**記述課題**
1. 本文のうち、「それでは今回から、僕が手がけ」から「伝える作品、ということです。」までを、両端の語句も含めて一字一句そのまま書き出してください。
2. 本文の「そういう意味では」で始まる段落を、主な内容を残して箇条書きにまとめてください。

それでは今回から、僕が手がけた「まんがでわかる」系のマンガ作品を題材に、その作り方を紹介していきましょう。

今回の記事では”「まんがでわかる」系のマンガ作品”とは何かについて描いていきます。


”「まんがでわかる」系のマンガ作品”とは何か、それはいわゆる「物語文学」ではなく、ある一つの題材をマンガでわかりやすく伝える作品、ということです。

したがって漫画に描かれる「物語」は僕自身が創作したオリジナルということになるわけです。


「物語文学」のコミカライズだと、その物語が面白いかそうでないかは、ある程度原作のそれに担保されるわけですが、オリジナルで創作するとなると、その作品が面白いかどうかの全責任は全て作者である僕(やあなた)自身にかかってきます。


そういう意味では、「物語文学」のコミカライズよりもやりがいはある、とも言えるわけですが、しかしストーリーやら設定やら何から何まで全てをゼロから自分で作り上げるいわゆる「オリジナル創作」と違って、ある題材を「わかりやすく伝えるための、なおかつ面白い物語」を創造するわけで、全くのオリジナル創作とも違う難しさが存在するのです。

**エントリ一覧**
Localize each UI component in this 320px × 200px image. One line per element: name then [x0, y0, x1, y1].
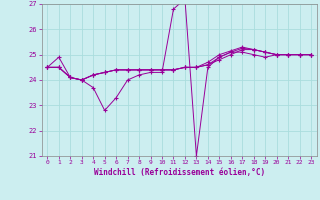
- X-axis label: Windchill (Refroidissement éolien,°C): Windchill (Refroidissement éolien,°C): [94, 168, 265, 177]
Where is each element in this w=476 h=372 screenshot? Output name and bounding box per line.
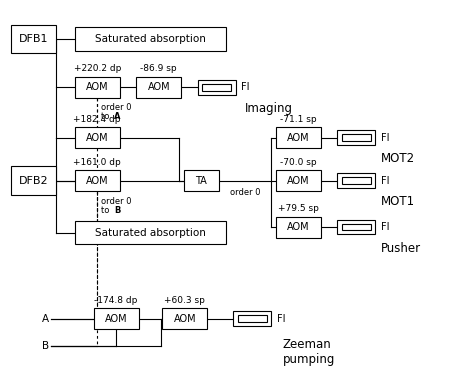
Text: FI: FI xyxy=(277,314,285,324)
Bar xyxy=(75,170,119,191)
Bar xyxy=(342,134,371,141)
Text: AOM: AOM xyxy=(86,83,109,92)
Text: order 0: order 0 xyxy=(101,103,131,112)
Bar xyxy=(75,28,226,51)
Text: +182.4 dp: +182.4 dp xyxy=(73,115,121,124)
Bar xyxy=(238,315,267,322)
Text: -71.1 sp: -71.1 sp xyxy=(280,115,317,124)
Text: -70.0 sp: -70.0 sp xyxy=(280,158,317,167)
Text: AOM: AOM xyxy=(287,132,310,142)
Text: -86.9 sp: -86.9 sp xyxy=(140,64,177,73)
Text: DFB1: DFB1 xyxy=(19,34,48,44)
Bar xyxy=(11,166,56,195)
Text: Pusher: Pusher xyxy=(381,241,421,254)
Text: +220.2 dp: +220.2 dp xyxy=(73,64,121,73)
Text: AOM: AOM xyxy=(148,83,170,92)
Bar xyxy=(276,217,321,238)
Text: +79.5 sp: +79.5 sp xyxy=(278,204,319,213)
Text: AOM: AOM xyxy=(287,222,310,232)
Text: FI: FI xyxy=(381,132,389,142)
Bar xyxy=(94,308,139,329)
Text: FI: FI xyxy=(381,176,389,186)
Bar xyxy=(136,77,181,98)
Bar xyxy=(11,25,56,53)
Bar xyxy=(233,311,271,326)
Bar xyxy=(202,84,231,90)
Text: TA: TA xyxy=(196,176,207,186)
Text: A: A xyxy=(41,314,49,324)
Bar xyxy=(276,127,321,148)
Bar xyxy=(342,224,371,230)
Text: order 0: order 0 xyxy=(101,197,131,206)
Text: B: B xyxy=(114,206,120,215)
Bar xyxy=(337,131,375,145)
Bar xyxy=(162,308,207,329)
Bar xyxy=(184,170,219,191)
Bar xyxy=(198,80,236,94)
Text: FI: FI xyxy=(241,83,250,92)
Bar xyxy=(75,221,226,244)
Text: +161.0 dp: +161.0 dp xyxy=(73,158,121,167)
Text: AOM: AOM xyxy=(86,176,109,186)
Text: AOM: AOM xyxy=(173,314,196,324)
Text: Saturated absorption: Saturated absorption xyxy=(95,228,206,238)
Text: FI: FI xyxy=(381,222,389,232)
Bar xyxy=(342,177,371,184)
Bar xyxy=(75,127,119,148)
Text: AOM: AOM xyxy=(287,176,310,186)
Text: to: to xyxy=(101,206,112,215)
Bar xyxy=(337,220,375,234)
Text: B: B xyxy=(41,341,49,351)
Text: Zeeman
pumping: Zeeman pumping xyxy=(283,338,335,366)
Text: +60.3 sp: +60.3 sp xyxy=(164,296,205,305)
Text: to: to xyxy=(101,112,112,121)
Bar xyxy=(276,170,321,191)
Bar xyxy=(337,173,375,188)
Text: Saturated absorption: Saturated absorption xyxy=(95,34,206,44)
Text: -174.8 dp: -174.8 dp xyxy=(94,296,138,305)
Text: DFB2: DFB2 xyxy=(19,176,48,186)
Text: AOM: AOM xyxy=(105,314,128,324)
Text: order 0: order 0 xyxy=(230,189,260,198)
Text: A: A xyxy=(114,112,121,121)
Text: MOT2: MOT2 xyxy=(381,152,415,165)
Text: Imaging: Imaging xyxy=(245,102,293,115)
Bar xyxy=(75,77,119,98)
Text: AOM: AOM xyxy=(86,132,109,142)
Text: MOT1: MOT1 xyxy=(381,195,415,208)
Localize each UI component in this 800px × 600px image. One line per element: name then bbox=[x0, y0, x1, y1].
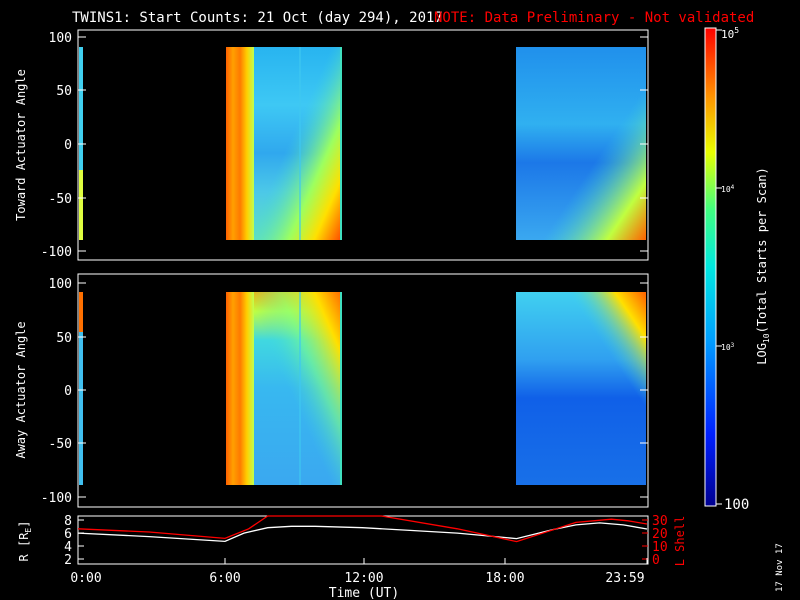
r-tick-2: 2 bbox=[64, 553, 72, 568]
away-ylabel: Away Actuator Angle bbox=[14, 321, 28, 458]
away-block-1 bbox=[226, 292, 342, 485]
lshell-series-line bbox=[77, 515, 648, 543]
lshell-tick-30: 30 bbox=[652, 514, 668, 529]
lshell-tick-0: 0 bbox=[652, 553, 660, 568]
xtick-1200: 12:00 bbox=[344, 571, 383, 586]
toward-block-start-low bbox=[79, 170, 83, 240]
away-ytick-50: 50 bbox=[56, 331, 72, 346]
time-axis: 0:00 6:00 12:00 18:00 23:59 Time (UT) bbox=[70, 558, 648, 600]
away-block-2 bbox=[516, 292, 646, 485]
colorbar-tick-1e5: 105 bbox=[721, 26, 739, 41]
xtick-2359: 23:59 bbox=[605, 571, 644, 586]
toward-ylabel: Toward Actuator Angle bbox=[14, 69, 28, 221]
away-ytick-m50: -50 bbox=[49, 437, 72, 452]
toward-ytick-50: 50 bbox=[56, 84, 72, 99]
colorbar: 105 104 103 100 LOG10(Total Starts per S… bbox=[704, 26, 771, 513]
lshell-tick-20: 20 bbox=[652, 527, 668, 542]
away-ytick-m100: -100 bbox=[41, 491, 72, 506]
r-tick-6: 6 bbox=[64, 527, 72, 542]
data-note: NOTE: Data Preliminary - Not validated bbox=[434, 10, 754, 26]
r-series-line bbox=[77, 522, 648, 543]
lshell-tick-10: 10 bbox=[652, 540, 668, 555]
time-xlabel: Time (UT) bbox=[329, 586, 399, 600]
colorbar-gradient bbox=[704, 27, 717, 507]
r-tick-4: 4 bbox=[64, 540, 72, 555]
r-ylabel: R [RE] bbox=[17, 521, 33, 562]
colorbar-tick-1e4: 104 bbox=[721, 184, 735, 194]
away-panel: 100 50 0 -50 -100 Away Actuator Angle bbox=[14, 273, 649, 508]
orbit-left-axis: 8 6 4 2 bbox=[64, 514, 84, 568]
chart-title: TWINS1: Start Counts: 21 Oct (day 294), … bbox=[72, 10, 443, 26]
colorbar-tick-1e3: 103 bbox=[721, 342, 735, 352]
lshell-ylabel: L Shell bbox=[673, 516, 687, 567]
away-ytick-100: 100 bbox=[49, 277, 72, 292]
toward-yaxis: 100 50 0 -50 -100 bbox=[41, 31, 648, 260]
toward-ytick-100: 100 bbox=[49, 31, 72, 46]
toward-ytick-m50: -50 bbox=[49, 192, 72, 207]
colorbar-label: LOG10(Total Starts per Scan) bbox=[755, 167, 771, 365]
orbit-lines bbox=[77, 515, 648, 543]
toward-panel: 100 50 0 -50 -100 Toward Actuator Angle bbox=[14, 29, 649, 261]
toward-block-1 bbox=[226, 47, 342, 240]
toward-block-2 bbox=[516, 47, 646, 240]
away-block-start bbox=[79, 292, 83, 485]
xtick-1800: 18:00 bbox=[485, 571, 524, 586]
xtick-0000: 0:00 bbox=[70, 571, 101, 586]
colorbar-tick-100: 100 bbox=[724, 497, 749, 513]
toward-ytick-0: 0 bbox=[64, 138, 72, 153]
away-ytick-0: 0 bbox=[64, 384, 72, 399]
r-tick-8: 8 bbox=[64, 514, 72, 529]
away-block-start-top bbox=[79, 292, 83, 332]
date-stamp: 17 Nov 17 bbox=[775, 543, 785, 592]
toward-ytick-m100: -100 bbox=[41, 245, 72, 260]
xtick-0600: 6:00 bbox=[209, 571, 240, 586]
orbit-right-axis: 30 20 10 0 bbox=[642, 514, 668, 568]
orbit-panel: 8 6 4 2 R [RE] 30 20 10 0 L Shell bbox=[17, 514, 687, 600]
away-yaxis: 100 50 0 -50 -100 bbox=[41, 277, 648, 506]
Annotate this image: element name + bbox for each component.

**演習の解答**
1.
それでは今回から、僕が手がけた「まんがでわかる」系のマンガ作品を題材に、その作り方を紹介していきましょう。

今回の記事では”「まんがでわかる」系のマンガ作品”とは何かについて描いていきます。


”「まんがでわかる」系のマンガ作品”とは何か、それはいわゆる「物語文学」ではなく、ある一つの題材をマンガでわかりやすく伝える作品、ということです。

2.
- 「物語文学」のコミカライズよりもやりがいがあるとも言える。
- ストーリーや設定など何から何までゼロから作り上げる「オリジナル創作」とは違う。
- ある題材をわかりやすく伝えるための、なおかつ面白い物語を創造する。
- そのため、全くのオリジナル創作とも違う難しさがある。